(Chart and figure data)
----------
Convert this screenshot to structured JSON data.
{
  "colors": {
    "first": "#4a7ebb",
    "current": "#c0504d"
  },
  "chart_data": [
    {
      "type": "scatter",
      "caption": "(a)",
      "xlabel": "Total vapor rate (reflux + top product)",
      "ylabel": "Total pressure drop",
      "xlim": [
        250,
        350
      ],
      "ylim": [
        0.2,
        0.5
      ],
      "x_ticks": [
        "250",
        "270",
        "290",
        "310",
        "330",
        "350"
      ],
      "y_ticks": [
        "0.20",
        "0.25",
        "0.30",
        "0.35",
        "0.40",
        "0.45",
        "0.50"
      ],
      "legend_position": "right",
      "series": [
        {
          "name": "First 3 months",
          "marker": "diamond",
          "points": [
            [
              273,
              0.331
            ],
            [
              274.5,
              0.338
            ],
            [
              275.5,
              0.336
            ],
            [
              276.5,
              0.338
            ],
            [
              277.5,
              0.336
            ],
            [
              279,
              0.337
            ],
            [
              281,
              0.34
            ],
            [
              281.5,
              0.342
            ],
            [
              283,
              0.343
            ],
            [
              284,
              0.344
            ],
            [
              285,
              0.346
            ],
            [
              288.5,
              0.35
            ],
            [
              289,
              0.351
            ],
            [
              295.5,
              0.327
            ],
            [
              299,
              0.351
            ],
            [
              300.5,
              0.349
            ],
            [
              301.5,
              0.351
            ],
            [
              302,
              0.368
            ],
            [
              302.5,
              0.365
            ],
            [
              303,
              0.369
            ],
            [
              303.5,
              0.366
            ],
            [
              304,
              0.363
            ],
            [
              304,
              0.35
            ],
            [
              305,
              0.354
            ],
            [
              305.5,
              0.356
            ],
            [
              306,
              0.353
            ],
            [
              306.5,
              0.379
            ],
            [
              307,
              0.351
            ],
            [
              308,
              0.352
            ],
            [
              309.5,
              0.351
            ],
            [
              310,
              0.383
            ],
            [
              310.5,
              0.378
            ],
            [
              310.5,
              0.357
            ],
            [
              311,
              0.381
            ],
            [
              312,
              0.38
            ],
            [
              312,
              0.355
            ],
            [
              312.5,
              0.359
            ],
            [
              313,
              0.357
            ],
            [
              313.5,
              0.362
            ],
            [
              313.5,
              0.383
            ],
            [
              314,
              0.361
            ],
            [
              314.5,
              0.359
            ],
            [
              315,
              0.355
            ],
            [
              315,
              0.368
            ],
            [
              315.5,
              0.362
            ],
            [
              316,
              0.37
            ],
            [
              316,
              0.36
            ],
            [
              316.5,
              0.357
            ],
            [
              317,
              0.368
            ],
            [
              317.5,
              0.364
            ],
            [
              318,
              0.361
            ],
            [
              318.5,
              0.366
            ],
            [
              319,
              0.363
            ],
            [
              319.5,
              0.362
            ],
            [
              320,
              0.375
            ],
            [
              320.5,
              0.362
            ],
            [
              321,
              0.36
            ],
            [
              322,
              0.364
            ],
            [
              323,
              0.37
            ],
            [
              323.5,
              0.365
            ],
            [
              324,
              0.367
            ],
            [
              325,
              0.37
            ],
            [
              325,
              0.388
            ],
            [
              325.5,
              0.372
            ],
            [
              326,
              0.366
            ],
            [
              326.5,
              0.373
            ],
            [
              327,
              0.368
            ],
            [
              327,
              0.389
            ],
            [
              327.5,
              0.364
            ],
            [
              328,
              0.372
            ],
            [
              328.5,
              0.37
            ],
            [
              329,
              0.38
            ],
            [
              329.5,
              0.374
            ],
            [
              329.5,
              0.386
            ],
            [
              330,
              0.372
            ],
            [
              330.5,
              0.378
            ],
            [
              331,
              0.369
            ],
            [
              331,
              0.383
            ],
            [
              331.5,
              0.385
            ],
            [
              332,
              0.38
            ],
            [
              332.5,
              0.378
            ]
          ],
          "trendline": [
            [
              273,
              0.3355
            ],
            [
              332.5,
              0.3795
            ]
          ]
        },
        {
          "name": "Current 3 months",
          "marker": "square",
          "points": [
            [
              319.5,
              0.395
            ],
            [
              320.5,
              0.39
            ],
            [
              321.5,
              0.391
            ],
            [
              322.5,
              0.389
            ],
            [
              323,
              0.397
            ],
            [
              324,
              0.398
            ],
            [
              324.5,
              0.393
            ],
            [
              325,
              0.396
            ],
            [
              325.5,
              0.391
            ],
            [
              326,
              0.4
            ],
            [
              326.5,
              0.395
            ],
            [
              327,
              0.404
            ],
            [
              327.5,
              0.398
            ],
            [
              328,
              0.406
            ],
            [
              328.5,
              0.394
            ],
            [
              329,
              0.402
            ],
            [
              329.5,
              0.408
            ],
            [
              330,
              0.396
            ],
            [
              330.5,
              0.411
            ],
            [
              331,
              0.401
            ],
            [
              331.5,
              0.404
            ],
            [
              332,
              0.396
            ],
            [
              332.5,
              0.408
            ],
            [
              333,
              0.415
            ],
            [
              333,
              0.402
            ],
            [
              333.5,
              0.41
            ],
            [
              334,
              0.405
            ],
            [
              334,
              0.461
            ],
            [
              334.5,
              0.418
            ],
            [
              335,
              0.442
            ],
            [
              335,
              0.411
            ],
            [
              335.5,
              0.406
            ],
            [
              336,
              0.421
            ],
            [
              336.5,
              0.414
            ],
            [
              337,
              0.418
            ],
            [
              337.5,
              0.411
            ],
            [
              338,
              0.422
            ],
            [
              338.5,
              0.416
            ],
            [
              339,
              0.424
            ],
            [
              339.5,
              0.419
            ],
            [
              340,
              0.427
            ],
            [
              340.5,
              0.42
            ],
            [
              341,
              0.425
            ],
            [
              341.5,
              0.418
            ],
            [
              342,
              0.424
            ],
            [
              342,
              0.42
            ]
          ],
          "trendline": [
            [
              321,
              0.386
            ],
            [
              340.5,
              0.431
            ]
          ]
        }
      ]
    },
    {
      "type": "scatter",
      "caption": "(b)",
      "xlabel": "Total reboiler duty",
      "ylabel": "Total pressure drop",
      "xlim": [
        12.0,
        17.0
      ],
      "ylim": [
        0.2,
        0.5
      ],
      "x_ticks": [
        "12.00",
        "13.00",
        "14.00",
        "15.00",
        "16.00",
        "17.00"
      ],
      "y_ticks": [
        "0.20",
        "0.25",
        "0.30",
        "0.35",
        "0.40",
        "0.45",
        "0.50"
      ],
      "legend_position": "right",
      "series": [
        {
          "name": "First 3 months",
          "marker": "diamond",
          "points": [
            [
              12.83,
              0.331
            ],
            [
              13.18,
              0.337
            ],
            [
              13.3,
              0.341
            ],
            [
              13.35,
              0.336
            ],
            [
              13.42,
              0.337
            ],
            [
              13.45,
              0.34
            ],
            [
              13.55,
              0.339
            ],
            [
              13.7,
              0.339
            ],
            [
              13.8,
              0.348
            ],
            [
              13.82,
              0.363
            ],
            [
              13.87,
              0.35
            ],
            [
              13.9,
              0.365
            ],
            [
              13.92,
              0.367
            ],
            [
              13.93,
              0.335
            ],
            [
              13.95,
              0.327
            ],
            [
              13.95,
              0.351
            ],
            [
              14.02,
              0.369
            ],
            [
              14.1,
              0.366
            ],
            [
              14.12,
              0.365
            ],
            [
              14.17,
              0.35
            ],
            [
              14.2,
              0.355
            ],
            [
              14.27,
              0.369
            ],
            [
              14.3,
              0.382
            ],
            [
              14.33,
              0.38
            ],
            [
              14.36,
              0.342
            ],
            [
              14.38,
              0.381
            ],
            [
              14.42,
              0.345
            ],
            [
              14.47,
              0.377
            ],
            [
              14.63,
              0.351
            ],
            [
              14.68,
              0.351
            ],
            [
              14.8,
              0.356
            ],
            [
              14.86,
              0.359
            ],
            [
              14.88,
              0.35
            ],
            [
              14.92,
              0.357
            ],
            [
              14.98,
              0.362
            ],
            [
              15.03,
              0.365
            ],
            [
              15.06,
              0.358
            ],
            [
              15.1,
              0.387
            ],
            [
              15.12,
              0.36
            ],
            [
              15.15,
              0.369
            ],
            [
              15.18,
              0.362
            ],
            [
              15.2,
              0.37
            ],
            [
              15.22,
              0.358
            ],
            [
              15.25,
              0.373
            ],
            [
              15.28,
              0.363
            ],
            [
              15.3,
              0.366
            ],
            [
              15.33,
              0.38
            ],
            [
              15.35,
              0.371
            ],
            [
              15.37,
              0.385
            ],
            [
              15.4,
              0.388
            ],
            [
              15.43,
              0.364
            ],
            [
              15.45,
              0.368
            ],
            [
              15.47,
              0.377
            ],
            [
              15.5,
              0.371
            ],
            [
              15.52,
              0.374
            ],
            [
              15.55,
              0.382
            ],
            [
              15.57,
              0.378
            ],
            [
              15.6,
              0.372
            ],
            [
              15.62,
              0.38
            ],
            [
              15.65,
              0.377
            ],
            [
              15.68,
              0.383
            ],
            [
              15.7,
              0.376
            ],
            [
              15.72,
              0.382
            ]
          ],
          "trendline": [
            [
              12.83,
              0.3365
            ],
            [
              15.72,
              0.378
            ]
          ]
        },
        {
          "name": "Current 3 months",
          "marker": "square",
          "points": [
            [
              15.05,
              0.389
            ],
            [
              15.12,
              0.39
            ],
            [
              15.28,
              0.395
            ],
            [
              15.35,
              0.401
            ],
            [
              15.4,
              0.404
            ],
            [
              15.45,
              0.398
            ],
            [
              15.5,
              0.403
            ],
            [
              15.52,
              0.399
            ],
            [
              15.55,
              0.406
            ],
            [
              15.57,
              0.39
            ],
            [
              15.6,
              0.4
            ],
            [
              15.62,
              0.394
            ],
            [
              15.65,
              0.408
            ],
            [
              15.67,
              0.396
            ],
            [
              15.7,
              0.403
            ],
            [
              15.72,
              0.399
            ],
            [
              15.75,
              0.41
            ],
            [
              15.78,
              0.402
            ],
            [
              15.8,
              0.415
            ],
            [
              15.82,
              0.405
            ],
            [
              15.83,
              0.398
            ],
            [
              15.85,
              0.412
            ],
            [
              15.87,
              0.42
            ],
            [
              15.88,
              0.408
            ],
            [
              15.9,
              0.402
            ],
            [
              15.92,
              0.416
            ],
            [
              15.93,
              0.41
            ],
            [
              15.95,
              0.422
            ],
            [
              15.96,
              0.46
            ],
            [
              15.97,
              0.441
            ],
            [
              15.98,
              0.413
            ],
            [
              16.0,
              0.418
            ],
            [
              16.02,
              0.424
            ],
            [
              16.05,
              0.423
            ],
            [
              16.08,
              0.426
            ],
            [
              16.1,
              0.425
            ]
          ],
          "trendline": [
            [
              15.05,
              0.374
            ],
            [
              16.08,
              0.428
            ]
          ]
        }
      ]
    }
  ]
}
----------
(WHAT THE EXERCISE ASKS):
Check each line above for the word "Total" and say how many have it, with nothing else.

(ANSWER FOR THIS EXERCISE):
4